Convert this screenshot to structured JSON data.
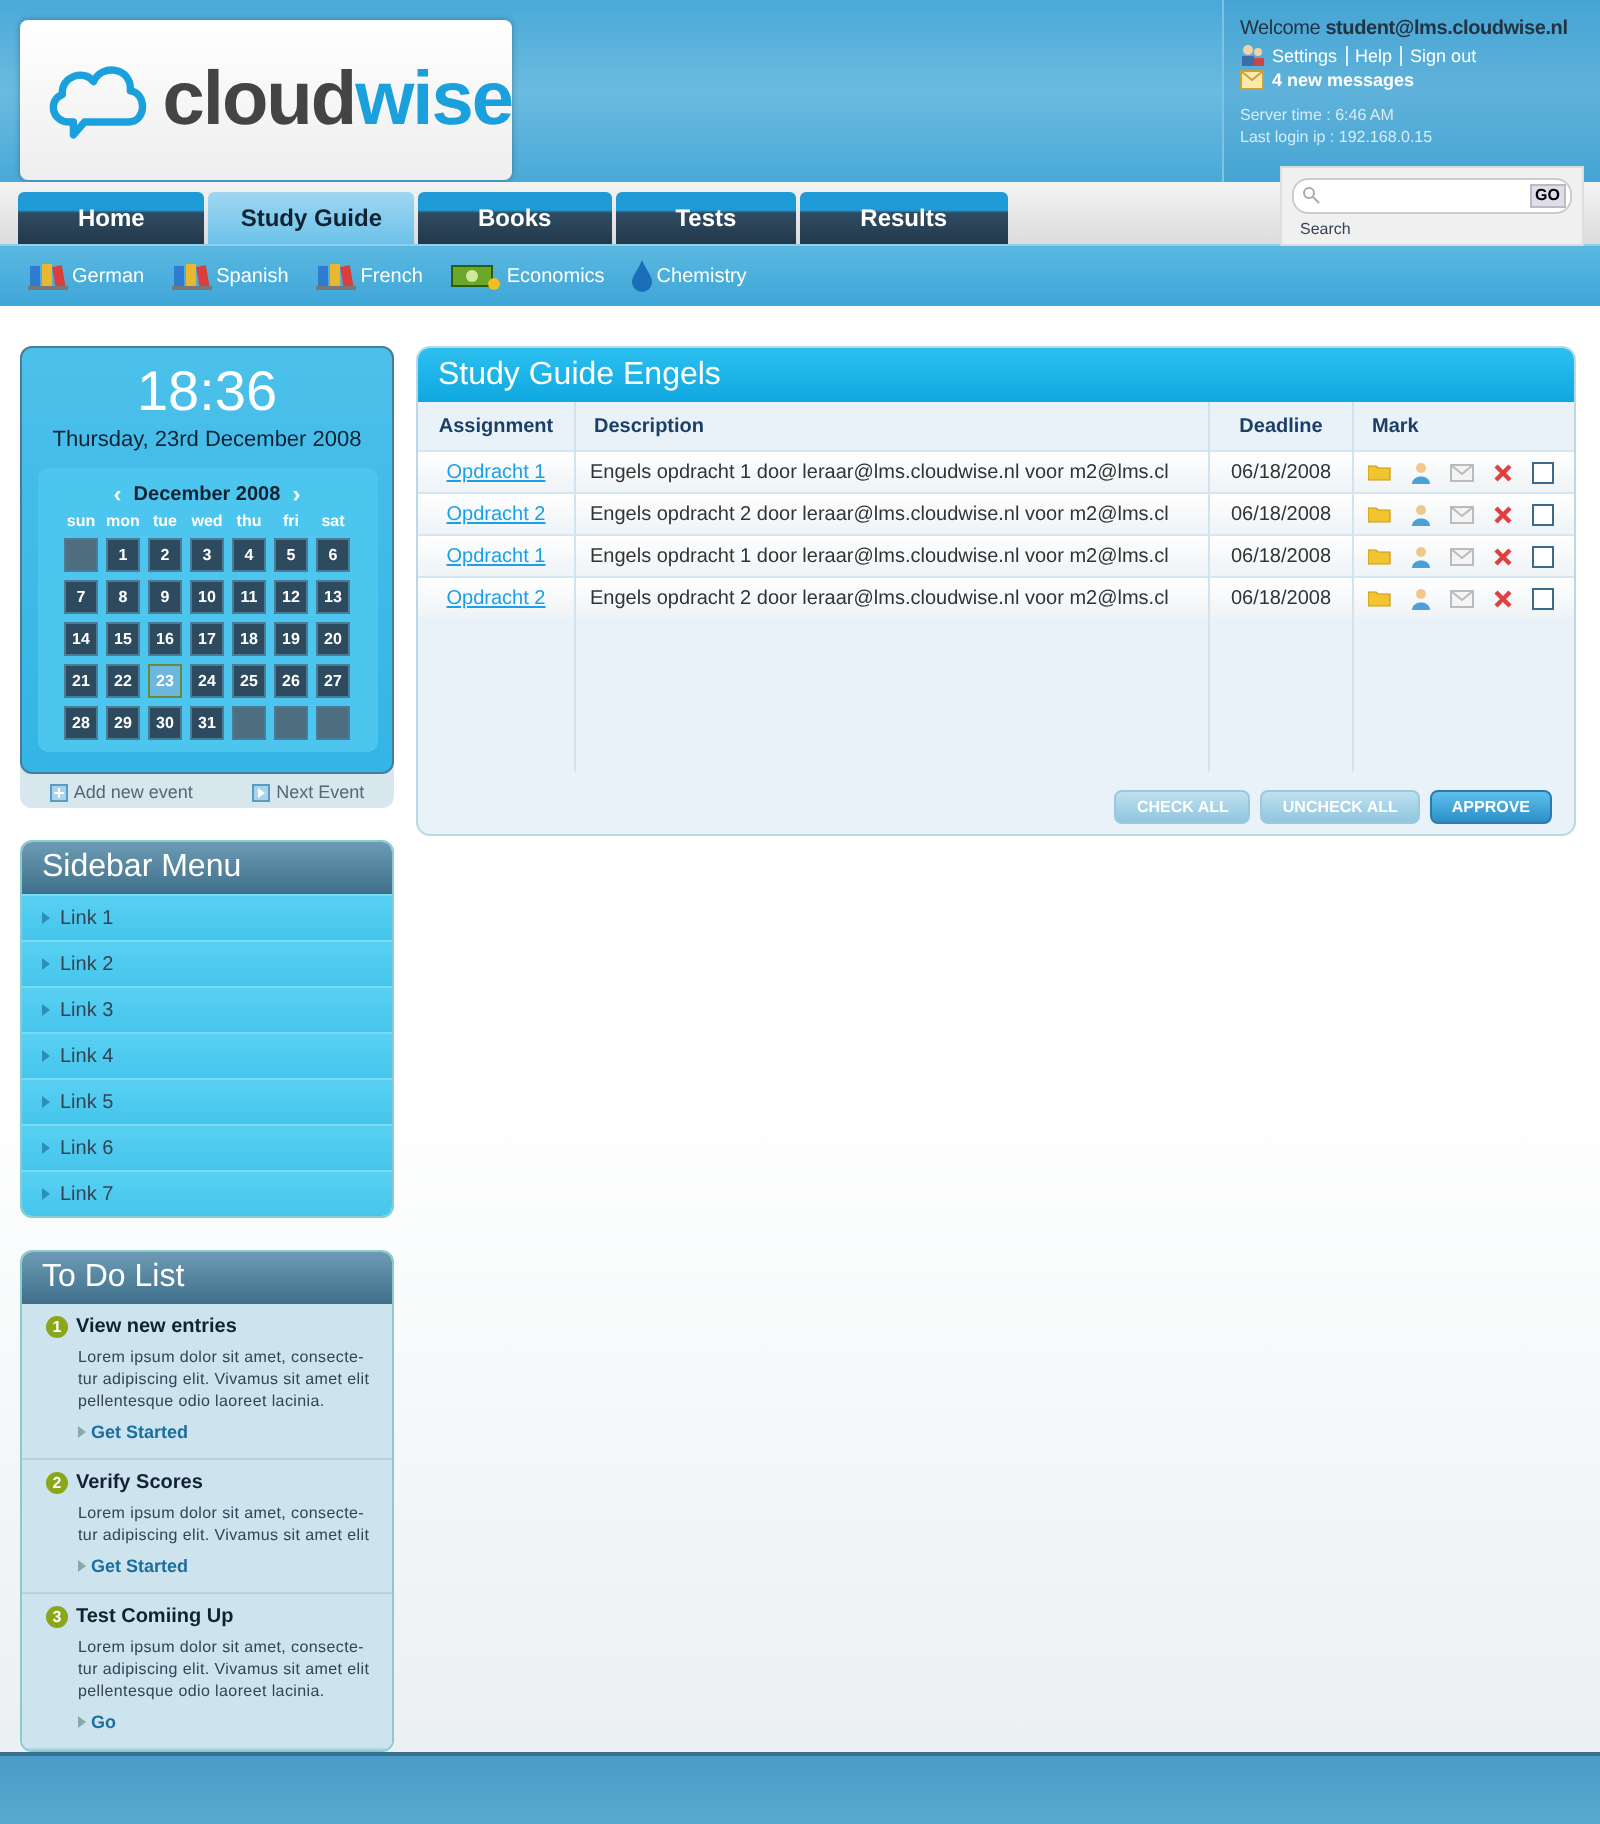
{
  "logo": {
    "part_1": "cloud",
    "part_2": "wise"
  },
  "user_panel": {
    "welcome": "Welcome",
    "user": "student@lms.cloudwise.nl",
    "links": [
      "Settings",
      "Help",
      "Sign out"
    ],
    "messages": "4 new messages",
    "server_time": "Server time : 6:46 AM",
    "last_login": "Last login ip : 192.168.0.15"
  },
  "search": {
    "button": "GO",
    "label": "Search"
  },
  "tabs": [
    {
      "label": "Home",
      "selected": false
    },
    {
      "label": "Study Guide",
      "selected": true
    },
    {
      "label": "Books",
      "selected": false
    },
    {
      "label": "Tests",
      "selected": false
    },
    {
      "label": "Results",
      "selected": false
    }
  ],
  "subjects": [
    {
      "label": "German",
      "kind": "books"
    },
    {
      "label": "Spanish",
      "kind": "books"
    },
    {
      "label": "French",
      "kind": "books"
    },
    {
      "label": "Economics",
      "kind": "money"
    },
    {
      "label": "Chemistry",
      "kind": "drop"
    }
  ],
  "clock": {
    "time": "18:36",
    "date": "Thursday, 23rd December 2008"
  },
  "calendar": {
    "prev": "‹",
    "month": "December 2008",
    "next": "›",
    "weekdays": [
      "sun",
      "mon",
      "tue",
      "wed",
      "thu",
      "fri",
      "sat"
    ],
    "days": [
      {
        "selected": false
      },
      {
        "day": "1",
        "selected": false
      },
      {
        "day": "2",
        "selected": false
      },
      {
        "day": "3",
        "selected": false
      },
      {
        "day": "4",
        "selected": false
      },
      {
        "day": "5",
        "selected": false
      },
      {
        "day": "6",
        "selected": false
      },
      {
        "day": "7",
        "selected": false
      },
      {
        "day": "8",
        "selected": false
      },
      {
        "day": "9",
        "selected": false
      },
      {
        "day": "10",
        "selected": false
      },
      {
        "day": "11",
        "selected": false
      },
      {
        "day": "12",
        "selected": false
      },
      {
        "day": "13",
        "selected": false
      },
      {
        "day": "14",
        "selected": false
      },
      {
        "day": "15",
        "selected": false
      },
      {
        "day": "16",
        "selected": false
      },
      {
        "day": "17",
        "selected": false
      },
      {
        "day": "18",
        "selected": false
      },
      {
        "day": "19",
        "selected": false
      },
      {
        "day": "20",
        "selected": false
      },
      {
        "day": "21",
        "selected": false
      },
      {
        "day": "22",
        "selected": false
      },
      {
        "day": "23",
        "selected": true
      },
      {
        "day": "24",
        "selected": false
      },
      {
        "day": "25",
        "selected": false
      },
      {
        "day": "26",
        "selected": false
      },
      {
        "day": "27",
        "selected": false
      },
      {
        "day": "28",
        "selected": false
      },
      {
        "day": "29",
        "selected": false
      },
      {
        "day": "30",
        "selected": false
      },
      {
        "day": "31",
        "selected": false
      },
      {
        "selected": false
      },
      {
        "selected": false
      },
      {
        "selected": false
      }
    ],
    "actions": [
      "Add new event",
      "Next Event"
    ]
  },
  "sidebar_menu": {
    "title": "Sidebar Menu",
    "items": [
      "Link 1",
      "Link 2",
      "Link 3",
      "Link 4",
      "Link 5",
      "Link 6",
      "Link 7"
    ]
  },
  "todo": {
    "title": "To Do List",
    "items": [
      {
        "number": "1",
        "title": "View new entries",
        "lines": [
          "Lorem ipsum dolor sit amet, consecte-",
          "tur adipiscing elit. Vivamus sit amet elit",
          "pellentesque odio laoreet lacinia."
        ],
        "link": "Get Started"
      },
      {
        "number": "2",
        "title": "Verify Scores",
        "lines": [
          "Lorem ipsum dolor sit amet, consecte-",
          "tur adipiscing elit. Vivamus sit amet elit"
        ],
        "link": "Get Started"
      },
      {
        "number": "3",
        "title": "Test Comiing Up",
        "lines": [
          "Lorem ipsum dolor sit amet, consecte-",
          "tur adipiscing elit. Vivamus sit amet elit",
          "pellentesque odio laoreet lacinia."
        ],
        "link": "Go"
      }
    ]
  },
  "study_guide": {
    "title": "Study Guide Engels",
    "columns": [
      "Assignment",
      "Description",
      "Deadline",
      "Mark"
    ],
    "rows": [
      {
        "assignment": "Opdracht 1",
        "description": "Engels opdracht 1 door leraar@lms.cloudwise.nl voor m2@lms.cl",
        "deadline": "06/18/2008",
        "checked": false
      },
      {
        "assignment": "Opdracht 2",
        "description": "Engels opdracht 2 door leraar@lms.cloudwise.nl voor m2@lms.cl",
        "deadline": "06/18/2008",
        "checked": false
      },
      {
        "assignment": "Opdracht 1",
        "description": "Engels opdracht 1 door leraar@lms.cloudwise.nl voor m2@lms.cl",
        "deadline": "06/18/2008",
        "checked": false
      },
      {
        "assignment": "Opdracht 2",
        "description": "Engels opdracht 2 door leraar@lms.cloudwise.nl voor m2@lms.cl",
        "deadline": "06/18/2008",
        "checked": false
      }
    ],
    "buttons": [
      {
        "label": "CHECK ALL",
        "kind": "light"
      },
      {
        "label": "UNCHECK ALL",
        "kind": "light"
      },
      {
        "label": "APPROVE",
        "kind": "dark"
      }
    ]
  }
}
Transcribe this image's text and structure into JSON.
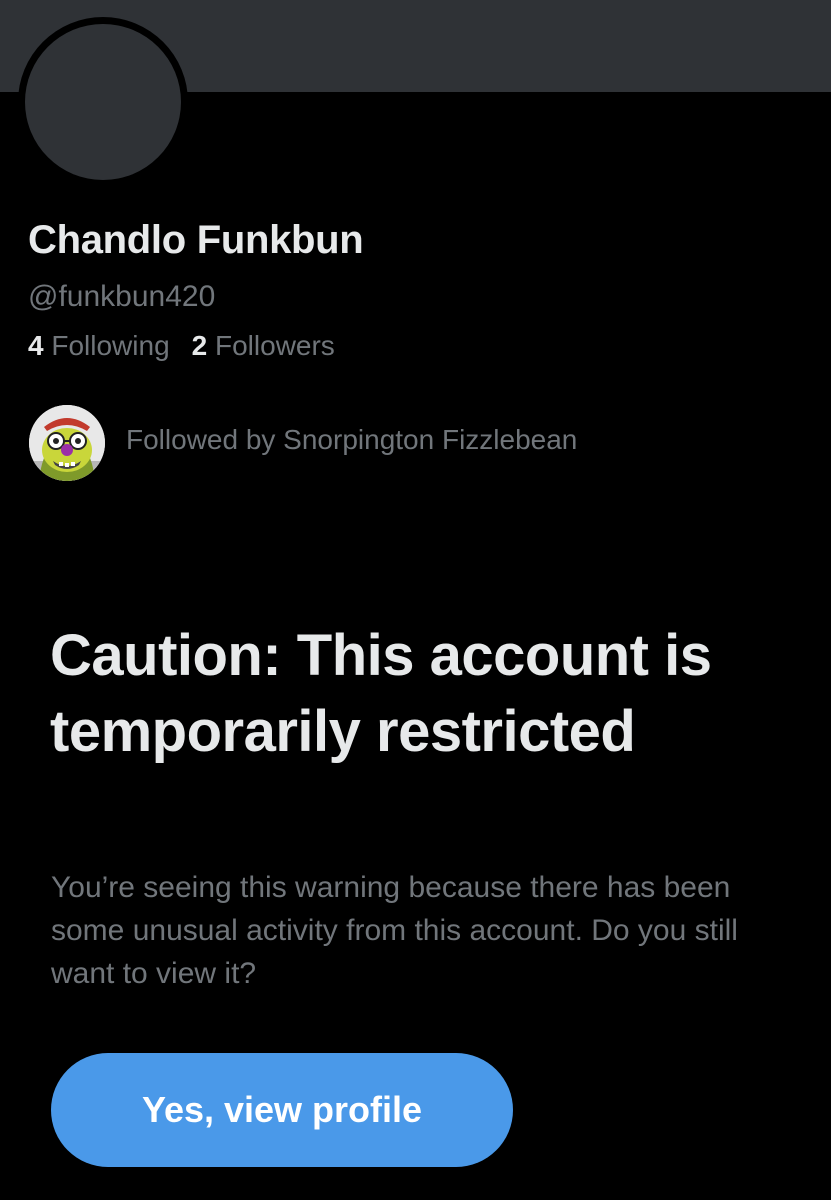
{
  "profile": {
    "display_name": "Chandlo Funkbun",
    "handle": "@funkbun420",
    "following_count": "4",
    "following_label": "Following",
    "followers_count": "2",
    "followers_label": "Followers",
    "avatar_placeholder_color": "#2f3236",
    "banner_color": "#2f3236"
  },
  "followed_by": {
    "text": "Followed by Snorpington Fizzlebean",
    "avatar_icon": "cartoon-character-avatar"
  },
  "warning": {
    "title": "Caution: This account is temporarily restricted",
    "body": "You’re seeing this warning because there has been some unusual activity from this account. Do you still want to view it?",
    "button_label": "Yes, view profile",
    "button_color": "#4a99e9"
  }
}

☆ ☆ ☆ ☆

● **TASK TO COMPLETE**: Repeat the data exactly, excluding the pictures.

● **THE RESULT**:
Convert this screenshot to structured JSON data.
{
  "logo": {
    "part_1": "cloud",
    "part_2": "wise"
  },
  "user_panel": {
    "welcome": "Welcome",
    "user": "student@lms.cloudwise.nl",
    "links": [
      "Settings",
      "Help",
      "Sign out"
    ],
    "messages": "4 new messages",
    "server_time": "Server time : 6:46 AM",
    "last_login": "Last login ip : 192.168.0.15"
  },
  "search": {
    "button": "GO",
    "label": "Search"
  },
  "tabs": [
    {
      "label": "Home",
      "selected": false
    },
    {
      "label": "Study Guide",
      "selected": true
    },
    {
      "label": "Books",
      "selected": false
    },
    {
      "label": "Tests",
      "selected": false
    },
    {
      "label": "Results",
      "selected": false
    }
  ],
  "subjects": [
    {
      "label": "German",
      "kind": "books"
    },
    {
      "label": "Spanish",
      "kind": "books"
    },
    {
      "label": "French",
      "kind": "books"
    },
    {
      "label": "Economics",
      "kind": "money"
    },
    {
      "label": "Chemistry",
      "kind": "drop"
    }
  ],
  "clock": {
    "time": "18:36",
    "date": "Thursday, 23rd December 2008"
  },
  "calendar": {
    "prev": "‹",
    "month": "December 2008",
    "next": "›",
    "weekdays": [
      "sun",
      "mon",
      "tue",
      "wed",
      "thu",
      "fri",
      "sat"
    ],
    "days": [
      {
        "selected": false
      },
      {
        "day": "1",
        "selected": false
      },
      {
        "day": "2",
        "selected": false
      },
      {
        "day": "3",
        "selected": false
      },
      {
        "day": "4",
        "selected": false
      },
      {
        "day": "5",
        "selected": false
      },
      {
        "day": "6",
        "selected": false
      },
      {
        "day": "7",
        "selected": false
      },
      {
        "day": "8",
        "selected": false
      },
      {
        "day": "9",
        "selected": false
      },
      {
        "day": "10",
        "selected": false
      },
      {
        "day": "11",
        "selected": false
      },
      {
        "day": "12",
        "selected": false
      },
      {
        "day": "13",
        "selected": false
      },
      {
        "day": "14",
        "selected": false
      },
      {
        "day": "15",
        "selected": false
      },
      {
        "day": "16",
        "selected": false
      },
      {
        "day": "17",
        "selected": false
      },
      {
        "day": "18",
        "selected": false
      },
      {
        "day": "19",
        "selected": false
      },
      {
        "day": "20",
        "selected": false
      },
      {
        "day": "21",
        "selected": false
      },
      {
        "day": "22",
        "selected": false
      },
      {
        "day": "23",
        "selected": true
      },
      {
        "day": "24",
        "selected": false
      },
      {
        "day": "25",
        "selected": false
      },
      {
        "day": "26",
        "selected": false
      },
      {
        "day": "27",
        "selected": false
      },
      {
        "day": "28",
        "selected": false
      },
      {
        "day": "29",
        "selected": false
      },
      {
        "day": "30",
        "selected": false
      },
      {
        "day": "31",
        "selected": false
      },
      {
        "selected": false
      },
      {
        "selected": false
      },
      {
        "selected": false
      }
    ],
    "actions": [
      "Add new event",
      "Next Event"
    ]
  },
  "sidebar_menu": {
    "title": "Sidebar Menu",
    "items": [
      "Link 1",
      "Link 2",
      "Link 3",
      "Link 4",
      "Link 5",
      "Link 6",
      "Link 7"
    ]
  },
  "todo": {
    "title": "To Do List",
    "items": [
      {
        "number": "1",
        "title": "View new entries",
        "lines": [
          "Lorem ipsum dolor sit amet, consecte-",
          "tur adipiscing elit. Vivamus sit amet elit",
          "pellentesque odio laoreet lacinia."
        ],
        "link": "Get Started"
      },
      {
        "number": "2",
        "title": "Verify Scores",
        "lines": [
          "Lorem ipsum dolor sit amet, consecte-",
          "tur adipiscing elit. Vivamus sit amet elit"
        ],
        "link": "Get Started"
      },
      {
        "number": "3",
        "title": "Test Comiing Up",
        "lines": [
          "Lorem ipsum dolor sit amet, consecte-",
          "tur adipiscing elit. Vivamus sit amet elit",
          "pellentesque odio laoreet lacinia."
        ],
        "link": "Go"
      }
    ]
  },
  "study_guide": {
    "title": "Study Guide Engels",
    "columns": [
      "Assignment",
      "Description",
      "Deadline",
      "Mark"
    ],
    "rows": [
      {
        "assignment": "Opdracht 1",
        "description": "Engels opdracht 1 door leraar@lms.cloudwise.nl voor m2@lms.cl",
        "deadline": "06/18/2008",
        "checked": false
      },
      {
        "assignment": "Opdracht 2",
        "description": "Engels opdracht 2 door leraar@lms.cloudwise.nl voor m2@lms.cl",
        "deadline": "06/18/2008",
        "checked": false
      },
      {
        "assignment": "Opdracht 1",
        "description": "Engels opdracht 1 door leraar@lms.cloudwise.nl voor m2@lms.cl",
        "deadline": "06/18/2008",
        "checked": false
      },
      {
        "assignment": "Opdracht 2",
        "description": "Engels opdracht 2 door leraar@lms.cloudwise.nl voor m2@lms.cl",
        "deadline": "06/18/2008",
        "checked": false
      }
    ],
    "buttons": [
      {
        "label": "CHECK ALL",
        "kind": "light"
      },
      {
        "label": "UNCHECK ALL",
        "kind": "light"
      },
      {
        "label": "APPROVE",
        "kind": "dark"
      }
    ]
  }
}
Transcribe this image's text and structure into JSON.
{
  "profile": {
    "display_name": "Chandlo Funkbun",
    "handle": "@funkbun420",
    "following_count": "4",
    "following_label": "Following",
    "followers_count": "2",
    "followers_label": "Followers",
    "avatar_placeholder_color": "#2f3236",
    "banner_color": "#2f3236"
  },
  "followed_by": {
    "text": "Followed by Snorpington Fizzlebean",
    "avatar_icon": "cartoon-character-avatar"
  },
  "warning": {
    "title": "Caution: This account is temporarily restricted",
    "body": "You’re seeing this warning because there has been some unusual activity from this account. Do you still want to view it?",
    "button_label": "Yes, view profile",
    "button_color": "#4a99e9"
  }
}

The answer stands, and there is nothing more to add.